* **Data entries**:

::::::

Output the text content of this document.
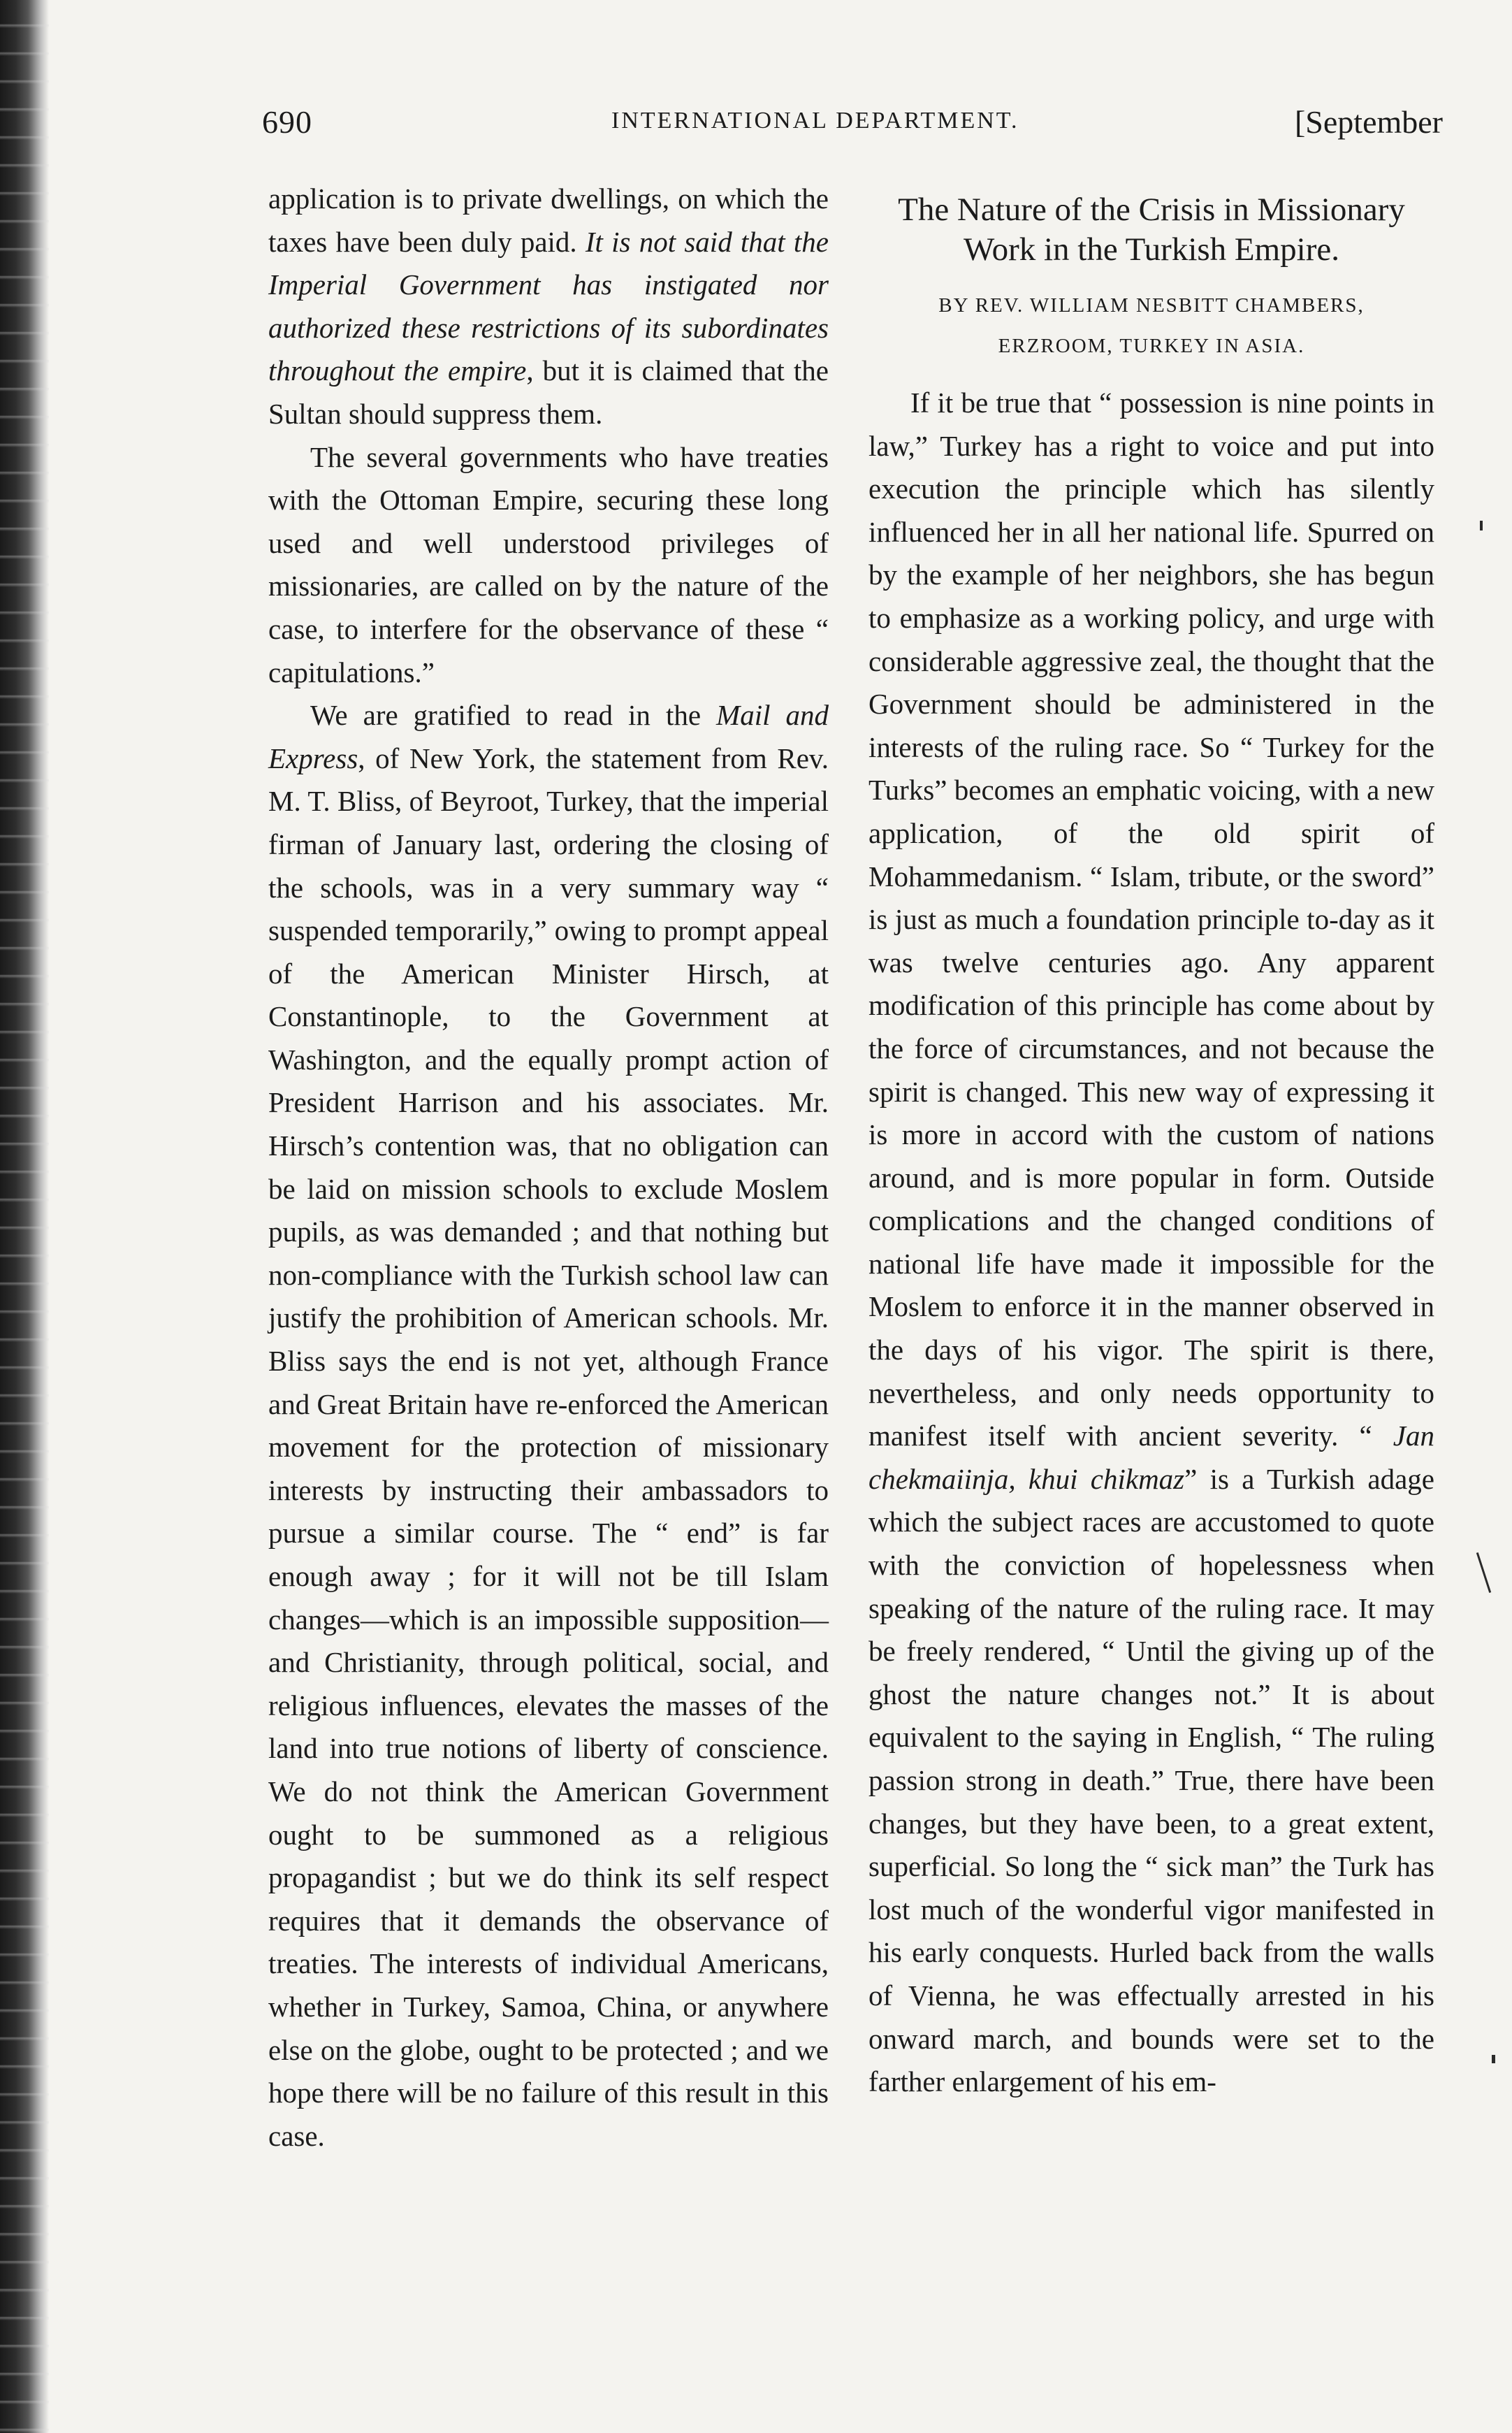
690	INTERNATIONAL DEPARTMENT.	[September

application is to private dwellings, on which the taxes have been duly paid. It is not said that the Imperial Government has instigated nor authorized these restrictions of its subordinates throughout the empire, but it is claimed that the Sultan should suppress them.

The several governments who have treaties with the Ottoman Empire, securing these long used and well understood privileges of missionaries, are called on by the nature of the case, to interfere for the observance of these “ capitulations.”

We are gratified to read in the Mail and Express, of New York, the statement from Rev. M. T. Bliss, of Beyroot, Turkey, that the imperial firman of January last, ordering the closing of the schools, was in a very summary way “ suspended temporarily,” owing to prompt appeal of the American Minister Hirsch, at Constantinople, to the Government at Washington, and the equally prompt action of President Harrison and his associates. Mr. Hirsch’s contention was, that no obligation can be laid on mission schools to exclude Moslem pupils, as was demanded ; and that nothing but non-compliance with the Turkish school law can justify the prohibition of American schools. Mr. Bliss says the end is not yet, although France and Great Britain have re-enforced the American movement for the protection of missionary interests by instructing their ambassadors to pursue a similar course. The “ end” is far enough away ; for it will not be till Islam changes—which is an impossible supposition—and Christianity, through political, social, and religious influences, elevates the masses of the land into true notions of liberty of conscience. We do not think the American Government ought to be summoned as a religious propagandist ; but we do think its self respect requires that it demands the observance of treaties. The interests of individual Americans, whether in Turkey, Samoa, China, or anywhere else on the globe, ought to be protected ; and we hope there will be no failure of this result in this case.

The Nature of the Crisis in Missionary Work in the Turkish Empire.
BY REV. WILLIAM NESBITT CHAMBERS,
ERZROOM, TURKEY IN ASIA.

If it be true that “ possession is nine points in law,” Turkey has a right to voice and put into execution the principle which has silently influenced her in all her national life. Spurred on by the example of her neighbors, she has begun to emphasize as a working policy, and urge with considerable aggressive zeal, the thought that the Government should be administered in the interests of the ruling race. So “ Turkey for the Turks” becomes an emphatic voicing, with a new application, of the old spirit of Mohammedanism. “ Islam, tribute, or the sword” is just as much a foundation principle to-day as it was twelve centuries ago. Any apparent modification of this principle has come about by the force of circumstances, and not because the spirit is changed. This new way of expressing it is more in accord with the custom of nations around, and is more popular in form. Outside complications and the changed conditions of national life have made it impossible for the Moslem to enforce it in the manner observed in the days of his vigor. The spirit is there, nevertheless, and only needs opportunity to manifest itself with ancient severity. “ Jan chekmaiinja, khui chikmaz” is a Turkish adage which the subject races are accustomed to quote with the conviction of hopelessness when speaking of the nature of the ruling race. It may be freely rendered, “ Until the giving up of the ghost the nature changes not.” It is about equivalent to the saying in English, “ The ruling passion strong in death.” True, there have been changes, but they have been, to a great extent, superficial. So long the “ sick man” the Turk has lost much of the wonderful vigor manifested in his early conquests. Hurled back from the walls of Vienna, he was effectually arrested in his onward march, and bounds were set to the farther enlargement of his em-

::::::

* **What to work on**: All of the data above should be quoted exactly, except for the pictures.

* **Written solution**:
Output the text content of this document.
690	INTERNATIONAL DEPARTMENT.	[September

application is to private dwellings, on which the taxes have been duly paid. It is not said that the Imperial Government has instigated nor authorized these restrictions of its subordinates throughout the empire, but it is claimed that the Sultan should suppress them.

The several governments who have treaties with the Ottoman Empire, securing these long used and well understood privileges of missionaries, are called on by the nature of the case, to interfere for the observance of these “ capitulations.”

We are gratified to read in the Mail and Express, of New York, the statement from Rev. M. T. Bliss, of Beyroot, Turkey, that the imperial firman of January last, ordering the closing of the schools, was in a very summary way “ suspended temporarily,” owing to prompt appeal of the American Minister Hirsch, at Constantinople, to the Government at Washington, and the equally prompt action of President Harrison and his associates. Mr. Hirsch’s contention was, that no obligation can be laid on mission schools to exclude Moslem pupils, as was demanded ; and that nothing but non-compliance with the Turkish school law can justify the prohibition of American schools. Mr. Bliss says the end is not yet, although France and Great Britain have re-enforced the American movement for the protection of missionary interests by instructing their ambassadors to pursue a similar course. The “ end” is far enough away ; for it will not be till Islam changes—which is an impossible supposition—and Christianity, through political, social, and religious influences, elevates the masses of the land into true notions of liberty of conscience. We do not think the American Government ought to be summoned as a religious propagandist ; but we do think its self respect requires that it demands the observance of treaties. The interests of individual Americans, whether in Turkey, Samoa, China, or anywhere else on the globe, ought to be protected ; and we hope there will be no failure of this result in this case.

The Nature of the Crisis in Missionary Work in the Turkish Empire.
BY REV. WILLIAM NESBITT CHAMBERS,
ERZROOM, TURKEY IN ASIA.

If it be true that “ possession is nine points in law,” Turkey has a right to voice and put into execution the principle which has silently influenced her in all her national life. Spurred on by the example of her neighbors, she has begun to emphasize as a working policy, and urge with considerable aggressive zeal, the thought that the Government should be administered in the interests of the ruling race. So “ Turkey for the Turks” becomes an emphatic voicing, with a new application, of the old spirit of Mohammedanism. “ Islam, tribute, or the sword” is just as much a foundation principle to-day as it was twelve centuries ago. Any apparent modification of this principle has come about by the force of circumstances, and not because the spirit is changed. This new way of expressing it is more in accord with the custom of nations around, and is more popular in form. Outside complications and the changed conditions of national life have made it impossible for the Moslem to enforce it in the manner observed in the days of his vigor. The spirit is there, nevertheless, and only needs opportunity to manifest itself with ancient severity. “ Jan chekmaiinja, khui chikmaz” is a Turkish adage which the subject races are accustomed to quote with the conviction of hopelessness when speaking of the nature of the ruling race. It may be freely rendered, “ Until the giving up of the ghost the nature changes not.” It is about equivalent to the saying in English, “ The ruling passion strong in death.” True, there have been changes, but they have been, to a great extent, superficial. So long the “ sick man” the Turk has lost much of the wonderful vigor manifested in his early conquests. Hurled back from the walls of Vienna, he was effectually arrested in his onward march, and bounds were set to the farther enlargement of his em-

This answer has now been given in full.